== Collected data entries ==
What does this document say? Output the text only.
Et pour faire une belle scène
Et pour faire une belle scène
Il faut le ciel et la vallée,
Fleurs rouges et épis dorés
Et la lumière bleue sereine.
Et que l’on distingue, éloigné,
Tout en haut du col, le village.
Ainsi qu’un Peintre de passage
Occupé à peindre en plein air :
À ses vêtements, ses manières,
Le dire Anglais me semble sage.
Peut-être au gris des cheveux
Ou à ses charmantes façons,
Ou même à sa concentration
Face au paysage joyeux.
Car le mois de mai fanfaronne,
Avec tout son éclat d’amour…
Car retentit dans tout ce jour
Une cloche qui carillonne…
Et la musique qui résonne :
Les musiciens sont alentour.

== EXERCISE ==
Quote all the records. Keep every word exact.

== EXPECTED ANSWER ==
What does this document say? Output the text only.
Et pour faire une belle scène
Et pour faire une belle scène
Il faut le ciel et la vallée,
Fleurs rouges et épis dorés
Et la lumière bleue sereine.
Et que l’on distingue, éloigné,
Tout en haut du col, le village.
Ainsi qu’un Peintre de passage
Occupé à peindre en plein air :
À ses vêtements, ses manières,
Le dire Anglais me semble sage.
Peut-être au gris des cheveux
Ou à ses charmantes façons,
Ou même à sa concentration
Face au paysage joyeux.
Car le mois de mai fanfaronne,
Avec tout son éclat d’amour…
Car retentit dans tout ce jour
Une cloche qui carillonne…
Et la musique qui résonne :
Les musiciens sont alentour.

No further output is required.